• What is asked: Tally all lines containing the word "JSON". Give the number alone.
═══
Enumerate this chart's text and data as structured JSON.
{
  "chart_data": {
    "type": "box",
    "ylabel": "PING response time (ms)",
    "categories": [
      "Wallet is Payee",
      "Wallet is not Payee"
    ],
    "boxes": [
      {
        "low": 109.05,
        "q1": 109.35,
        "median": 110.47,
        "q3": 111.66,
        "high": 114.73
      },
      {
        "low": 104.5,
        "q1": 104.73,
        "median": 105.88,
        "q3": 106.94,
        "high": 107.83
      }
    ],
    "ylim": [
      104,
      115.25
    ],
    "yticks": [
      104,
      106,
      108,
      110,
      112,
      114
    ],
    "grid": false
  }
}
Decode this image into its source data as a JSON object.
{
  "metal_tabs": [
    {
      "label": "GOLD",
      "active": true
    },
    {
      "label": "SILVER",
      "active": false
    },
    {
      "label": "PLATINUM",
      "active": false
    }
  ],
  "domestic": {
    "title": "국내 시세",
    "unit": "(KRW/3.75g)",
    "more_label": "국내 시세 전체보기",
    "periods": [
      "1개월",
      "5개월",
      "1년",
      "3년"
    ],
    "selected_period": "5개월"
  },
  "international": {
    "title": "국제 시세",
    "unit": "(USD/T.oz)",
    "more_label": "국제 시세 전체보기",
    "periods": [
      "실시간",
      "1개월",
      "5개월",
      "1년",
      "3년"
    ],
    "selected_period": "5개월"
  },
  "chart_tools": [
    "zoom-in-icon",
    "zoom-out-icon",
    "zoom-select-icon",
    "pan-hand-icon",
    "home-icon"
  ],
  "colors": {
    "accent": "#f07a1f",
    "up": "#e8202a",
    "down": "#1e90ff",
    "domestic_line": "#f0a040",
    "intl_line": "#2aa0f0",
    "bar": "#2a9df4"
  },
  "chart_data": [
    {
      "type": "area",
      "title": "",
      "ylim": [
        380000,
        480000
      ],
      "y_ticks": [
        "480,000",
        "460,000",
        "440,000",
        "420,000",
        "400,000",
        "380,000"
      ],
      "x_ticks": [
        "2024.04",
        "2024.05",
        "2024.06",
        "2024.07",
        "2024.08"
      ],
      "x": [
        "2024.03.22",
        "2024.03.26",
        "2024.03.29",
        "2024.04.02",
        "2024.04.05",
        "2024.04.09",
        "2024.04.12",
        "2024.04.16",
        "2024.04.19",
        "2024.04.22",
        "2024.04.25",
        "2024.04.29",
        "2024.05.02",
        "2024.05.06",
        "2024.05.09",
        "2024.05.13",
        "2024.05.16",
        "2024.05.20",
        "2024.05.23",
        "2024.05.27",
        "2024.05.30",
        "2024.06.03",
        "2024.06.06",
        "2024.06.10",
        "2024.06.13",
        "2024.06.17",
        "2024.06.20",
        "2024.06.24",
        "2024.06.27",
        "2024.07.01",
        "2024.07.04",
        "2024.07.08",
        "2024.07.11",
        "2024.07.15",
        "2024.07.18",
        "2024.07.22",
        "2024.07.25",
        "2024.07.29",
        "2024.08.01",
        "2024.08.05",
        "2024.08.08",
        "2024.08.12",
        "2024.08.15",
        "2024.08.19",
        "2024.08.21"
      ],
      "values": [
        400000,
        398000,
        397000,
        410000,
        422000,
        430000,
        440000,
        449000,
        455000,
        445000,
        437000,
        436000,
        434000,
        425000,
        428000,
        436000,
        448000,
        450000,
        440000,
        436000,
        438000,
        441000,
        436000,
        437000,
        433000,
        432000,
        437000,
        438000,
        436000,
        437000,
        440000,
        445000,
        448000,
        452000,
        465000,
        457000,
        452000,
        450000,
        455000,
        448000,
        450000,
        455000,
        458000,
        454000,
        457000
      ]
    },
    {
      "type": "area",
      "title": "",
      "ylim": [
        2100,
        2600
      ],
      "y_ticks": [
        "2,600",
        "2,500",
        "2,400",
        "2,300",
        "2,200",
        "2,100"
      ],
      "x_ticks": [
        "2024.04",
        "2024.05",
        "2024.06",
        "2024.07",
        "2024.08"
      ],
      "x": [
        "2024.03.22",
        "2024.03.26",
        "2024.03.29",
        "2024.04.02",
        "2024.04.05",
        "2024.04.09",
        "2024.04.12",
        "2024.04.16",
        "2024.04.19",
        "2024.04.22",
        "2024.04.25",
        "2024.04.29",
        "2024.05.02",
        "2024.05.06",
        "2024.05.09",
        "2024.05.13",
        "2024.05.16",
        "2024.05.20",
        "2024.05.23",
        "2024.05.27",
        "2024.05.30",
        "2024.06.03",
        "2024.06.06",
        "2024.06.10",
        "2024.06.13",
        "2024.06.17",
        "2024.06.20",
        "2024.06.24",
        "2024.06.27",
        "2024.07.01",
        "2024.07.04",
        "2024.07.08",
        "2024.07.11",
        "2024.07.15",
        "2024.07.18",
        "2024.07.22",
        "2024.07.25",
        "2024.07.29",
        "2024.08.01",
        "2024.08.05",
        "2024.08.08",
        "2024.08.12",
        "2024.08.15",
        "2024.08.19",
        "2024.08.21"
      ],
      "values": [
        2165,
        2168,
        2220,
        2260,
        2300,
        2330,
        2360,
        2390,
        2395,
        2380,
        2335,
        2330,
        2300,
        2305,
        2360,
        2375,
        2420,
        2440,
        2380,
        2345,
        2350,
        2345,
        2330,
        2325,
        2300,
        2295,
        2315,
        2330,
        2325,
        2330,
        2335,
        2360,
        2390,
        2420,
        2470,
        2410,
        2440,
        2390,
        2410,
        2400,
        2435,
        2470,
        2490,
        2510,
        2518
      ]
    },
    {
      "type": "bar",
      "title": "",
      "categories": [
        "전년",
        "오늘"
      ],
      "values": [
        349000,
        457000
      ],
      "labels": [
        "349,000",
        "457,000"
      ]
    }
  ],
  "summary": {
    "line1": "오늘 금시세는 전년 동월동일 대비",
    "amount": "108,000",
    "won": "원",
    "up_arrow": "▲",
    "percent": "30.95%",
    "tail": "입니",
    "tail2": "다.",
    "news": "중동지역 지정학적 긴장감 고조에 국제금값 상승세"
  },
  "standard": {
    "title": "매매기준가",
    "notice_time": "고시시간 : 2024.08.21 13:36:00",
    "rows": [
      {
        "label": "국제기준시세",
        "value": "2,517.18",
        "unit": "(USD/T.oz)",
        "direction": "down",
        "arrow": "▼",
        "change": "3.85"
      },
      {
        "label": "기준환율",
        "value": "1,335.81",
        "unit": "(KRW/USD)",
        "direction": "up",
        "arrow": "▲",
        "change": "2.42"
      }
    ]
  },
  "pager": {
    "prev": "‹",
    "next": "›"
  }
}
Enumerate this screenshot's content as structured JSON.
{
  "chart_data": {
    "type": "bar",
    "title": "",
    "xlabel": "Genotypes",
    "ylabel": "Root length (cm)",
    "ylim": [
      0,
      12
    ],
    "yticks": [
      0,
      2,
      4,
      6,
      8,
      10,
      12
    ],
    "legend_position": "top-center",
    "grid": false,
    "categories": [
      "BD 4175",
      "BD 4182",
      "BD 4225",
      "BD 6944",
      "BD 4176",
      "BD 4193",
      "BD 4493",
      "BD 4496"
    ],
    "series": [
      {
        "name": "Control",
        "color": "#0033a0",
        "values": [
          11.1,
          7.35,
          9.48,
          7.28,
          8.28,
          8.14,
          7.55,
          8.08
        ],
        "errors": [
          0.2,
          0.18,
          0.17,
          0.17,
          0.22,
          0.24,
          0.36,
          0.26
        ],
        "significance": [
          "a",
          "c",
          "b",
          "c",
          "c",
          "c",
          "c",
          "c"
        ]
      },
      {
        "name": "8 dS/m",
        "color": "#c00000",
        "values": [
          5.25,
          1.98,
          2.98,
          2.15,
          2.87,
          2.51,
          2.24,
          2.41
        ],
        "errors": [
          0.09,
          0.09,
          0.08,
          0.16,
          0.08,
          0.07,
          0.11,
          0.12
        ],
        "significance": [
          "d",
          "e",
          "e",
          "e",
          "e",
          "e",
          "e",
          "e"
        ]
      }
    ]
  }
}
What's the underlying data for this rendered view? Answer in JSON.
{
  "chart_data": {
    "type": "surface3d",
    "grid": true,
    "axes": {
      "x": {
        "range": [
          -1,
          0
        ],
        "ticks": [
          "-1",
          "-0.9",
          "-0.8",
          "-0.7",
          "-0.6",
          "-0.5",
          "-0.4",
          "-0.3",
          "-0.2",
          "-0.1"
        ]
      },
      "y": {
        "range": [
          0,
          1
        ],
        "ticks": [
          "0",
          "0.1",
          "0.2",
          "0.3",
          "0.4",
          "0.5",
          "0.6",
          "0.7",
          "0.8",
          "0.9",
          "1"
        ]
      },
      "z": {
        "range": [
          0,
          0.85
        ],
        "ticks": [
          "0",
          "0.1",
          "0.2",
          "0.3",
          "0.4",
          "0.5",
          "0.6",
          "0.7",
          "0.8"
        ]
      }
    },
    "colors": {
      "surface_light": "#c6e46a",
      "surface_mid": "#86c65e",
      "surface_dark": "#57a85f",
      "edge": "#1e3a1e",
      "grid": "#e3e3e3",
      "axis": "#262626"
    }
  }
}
═══
• Final result: 4